### Provided records
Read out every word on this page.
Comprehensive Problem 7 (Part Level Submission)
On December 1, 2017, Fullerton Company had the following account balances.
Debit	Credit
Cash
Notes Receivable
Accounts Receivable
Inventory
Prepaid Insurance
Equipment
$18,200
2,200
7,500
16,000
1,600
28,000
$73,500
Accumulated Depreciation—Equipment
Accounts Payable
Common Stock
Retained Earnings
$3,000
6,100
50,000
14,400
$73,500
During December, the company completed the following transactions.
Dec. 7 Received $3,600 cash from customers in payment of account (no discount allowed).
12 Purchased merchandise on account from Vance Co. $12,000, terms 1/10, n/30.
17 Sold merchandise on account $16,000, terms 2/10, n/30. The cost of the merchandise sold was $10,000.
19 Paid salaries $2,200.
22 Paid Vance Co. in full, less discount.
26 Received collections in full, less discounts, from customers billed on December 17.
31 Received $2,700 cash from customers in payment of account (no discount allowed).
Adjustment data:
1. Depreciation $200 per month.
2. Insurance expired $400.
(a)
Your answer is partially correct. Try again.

### Stated goal
Find the lines above that contain the word "customers" and collect them.

### Exercise solution
Dec. 7 Received $3,600 cash from customers in payment of account (no discount allowed).
26 Received collections in full, less discounts, from customers billed on December 17.
31 Received $2,700 cash from customers in payment of account (no discount allowed).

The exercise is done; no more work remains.